- Exercise -
Reproduce every entry that follows word for word, but omit the images.

- Excerpted data -
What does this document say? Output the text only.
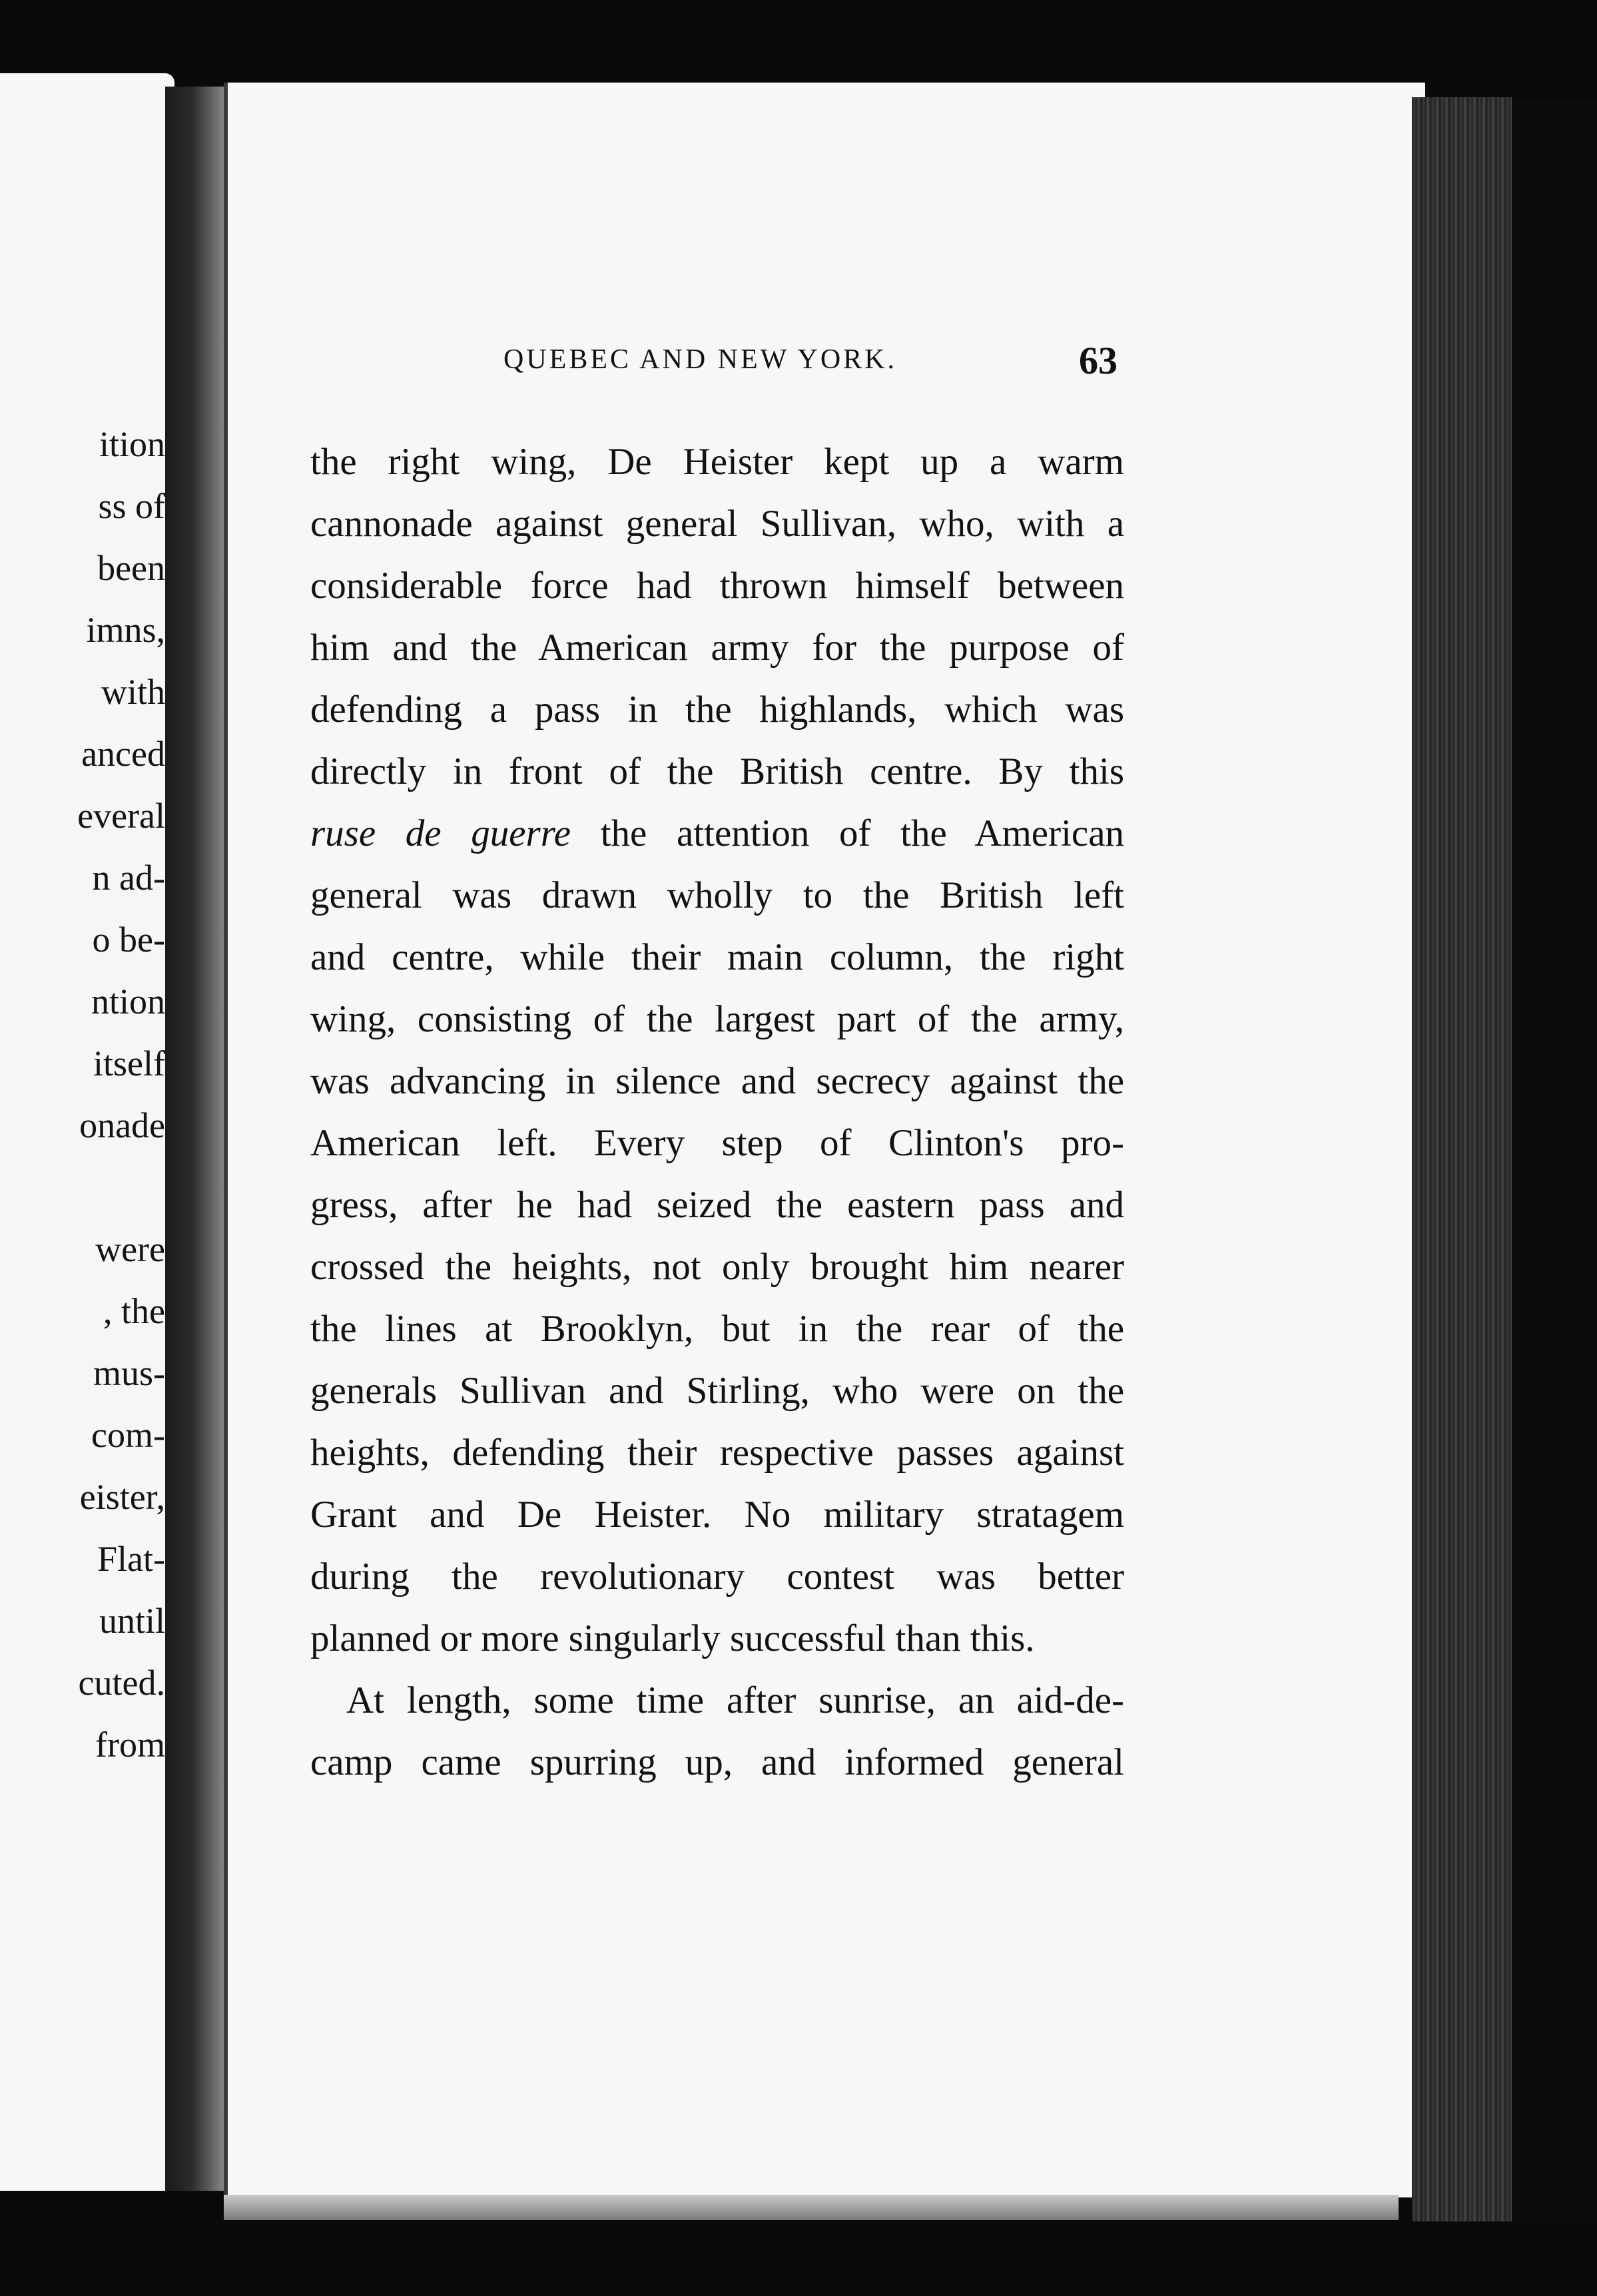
ition
ss of
been
imns,
with
anced
everal
n ad-
o be-
ntion
itself
onade
were
, the
mus-
com-
eister,
Flat-
until
cuted.
from
QUEBEC AND NEW YORK.	63
the right wing, De Heister kept up a warm
cannonade against general Sullivan, who, with a
considerable force had thrown himself between
him and the American army for the purpose of
defending a pass in the highlands, which was
directly in front of the British centre. By this
ruse de guerre the attention of the American
general was drawn wholly to the British left
and centre, while their main column, the right
wing, consisting of the largest part of the army,
was advancing in silence and secrecy against the
American left. Every step of Clinton's pro-
gress, after he had seized the eastern pass and
crossed the heights, not only brought him nearer
the lines at Brooklyn, but in the rear of the
generals Sullivan and Stirling, who were on the
heights, defending their respective passes against
Grant and De Heister. No military stratagem
during the revolutionary contest was better
planned or more singularly successful than this.
At length, some time after sunrise, an aid-de-
camp came spurring up, and informed general
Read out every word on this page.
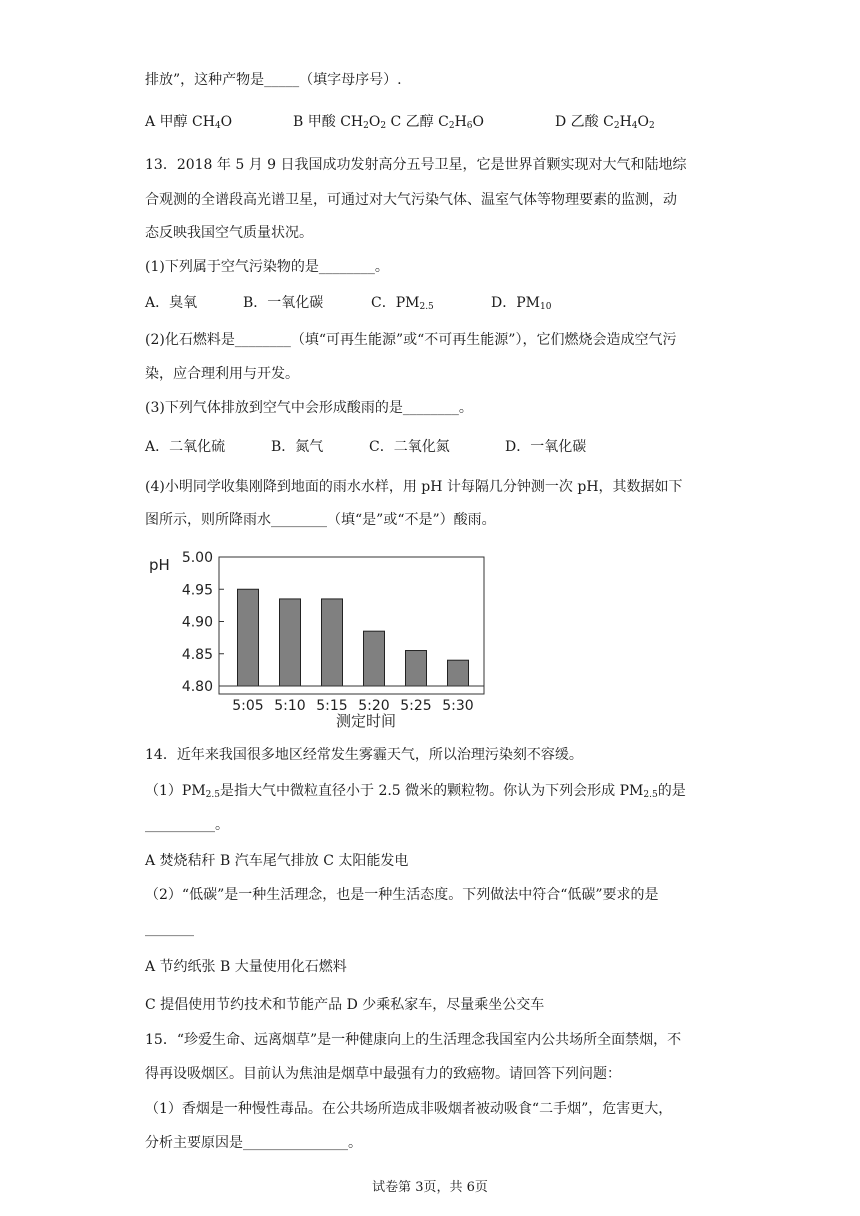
排放”，这种产物是_____（填字母序号）.
A 甲醇 $CH_4O$	B 甲酸 $CH_2O_2$ C 乙醇 $C_2H_6O$	D 乙酸 $C_2H_4O_2$
13．2018 年 5 月 9 日我国成功发射高分五号卫星，它是世界首颗实现对大气和陆地综
合观测的全谱段高光谱卫星，可通过对大气污染气体、温室气体等物理要素的监测，动
态反映我国空气质量状况。
(1)下列属于空气污染物的是________。
A．臭氧	B．一氧化碳	C．$PM_{2.5}$	D．$PM_{10}$
(2)化石燃料是________（填“可再生能源”或“不可再生能源”），它们燃烧会造成空气污
染，应合理利用与开发。
(3)下列气体排放到空气中会形成酸雨的是________。
A．二氧化硫	B．氮气	C．二氧化氮	D．一氧化碳
(4)小明同学收集刚降到地面的雨水水样，用 pH 计每隔几分钟测一次 pH，其数据如下
图所示，则所降雨水________（填“是”或“不是”）酸雨。
pH 5.00
4.95
4.90
4.85
4.80
5:05 5:10 5:15 5:20 5:25 5:30
测定时间
14．近年来我国很多地区经常发生雾霾天气，所以治理污染刻不容缓。
$(1)PM_{2.5}$是指大气中微粒直径小于 2.5 微米的颗粒物。你认为下列会形成 $PM_{2.5}$的是
__________。
A 焚烧秸秆 B 汽车尾气排放 C 太阳能发电
（2）“低碳”是一种生活理念，也是一种生活态度。下列做法中符合“低碳”要求的是
_______
A 节约纸张 B 大量使用化石燃料
C 提倡使用节约技术和节能产品 D 少乘私家车，尽量乘坐公交车
15．“珍爱生命、远离烟草”是一种健康向上的生活理念我国室内公共场所全面禁烟，不
得再设吸烟区。目前认为焦油是烟草中最强有力的致癌物。请回答下列问题：
（1）香烟是一种慢性毒品。在公共场所造成非吸烟者被动吸食“二手烟”，危害更大，
分析主要原因是_______________。
试卷第 3页，共 6页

- Final answer -
What does this document say? Output the text only.
ition
ss of
been
imns,
with
anced
everal
n ad-
o be-
ntion
itself
onade
were
, the
mus-
com-
eister,
Flat-
until
cuted.
from
QUEBEC AND NEW YORK.	63
the right wing, De Heister kept up a warm
cannonade against general Sullivan, who, with a
considerable force had thrown himself between
him and the American army for the purpose of
defending a pass in the highlands, which was
directly in front of the British centre. By this
ruse de guerre the attention of the American
general was drawn wholly to the British left
and centre, while their main column, the right
wing, consisting of the largest part of the army,
was advancing in silence and secrecy against the
American left. Every step of Clinton's pro-
gress, after he had seized the eastern pass and
crossed the heights, not only brought him nearer
the lines at Brooklyn, but in the rear of the
generals Sullivan and Stirling, who were on the
heights, defending their respective passes against
Grant and De Heister. No military stratagem
during the revolutionary contest was better
planned or more singularly successful than this.
At length, some time after sunrise, an aid-de-
camp came spurring up, and informed general
Read out every word on this page.
排放”，这种产物是_____（填字母序号）.
A 甲醇 $CH_4O$	B 甲酸 $CH_2O_2$ C 乙醇 $C_2H_6O$	D 乙酸 $C_2H_4O_2$
13．2018 年 5 月 9 日我国成功发射高分五号卫星，它是世界首颗实现对大气和陆地综
合观测的全谱段高光谱卫星，可通过对大气污染气体、温室气体等物理要素的监测，动
态反映我国空气质量状况。
(1)下列属于空气污染物的是________。
A．臭氧	B．一氧化碳	C．$PM_{2.5}$	D．$PM_{10}$
(2)化石燃料是________（填“可再生能源”或“不可再生能源”），它们燃烧会造成空气污
染，应合理利用与开发。
(3)下列气体排放到空气中会形成酸雨的是________。
A．二氧化硫	B．氮气	C．二氧化氮	D．一氧化碳
(4)小明同学收集刚降到地面的雨水水样，用 pH 计每隔几分钟测一次 pH，其数据如下
图所示，则所降雨水________（填“是”或“不是”）酸雨。
pH 5.00
4.95
4.90
4.85
4.80
5:05 5:10 5:15 5:20 5:25 5:30
测定时间
14．近年来我国很多地区经常发生雾霾天气，所以治理污染刻不容缓。
$(1)PM_{2.5}$是指大气中微粒直径小于 2.5 微米的颗粒物。你认为下列会形成 $PM_{2.5}$的是
__________。
A 焚烧秸秆 B 汽车尾气排放 C 太阳能发电
（2）“低碳”是一种生活理念，也是一种生活态度。下列做法中符合“低碳”要求的是
_______
A 节约纸张 B 大量使用化石燃料
C 提倡使用节约技术和节能产品 D 少乘私家车，尽量乘坐公交车
15．“珍爱生命、远离烟草”是一种健康向上的生活理念我国室内公共场所全面禁烟，不
得再设吸烟区。目前认为焦油是烟草中最强有力的致癌物。请回答下列问题：
（1）香烟是一种慢性毒品。在公共场所造成非吸烟者被动吸食“二手烟”，危害更大，
分析主要原因是_______________。
试卷第 3页，共 6页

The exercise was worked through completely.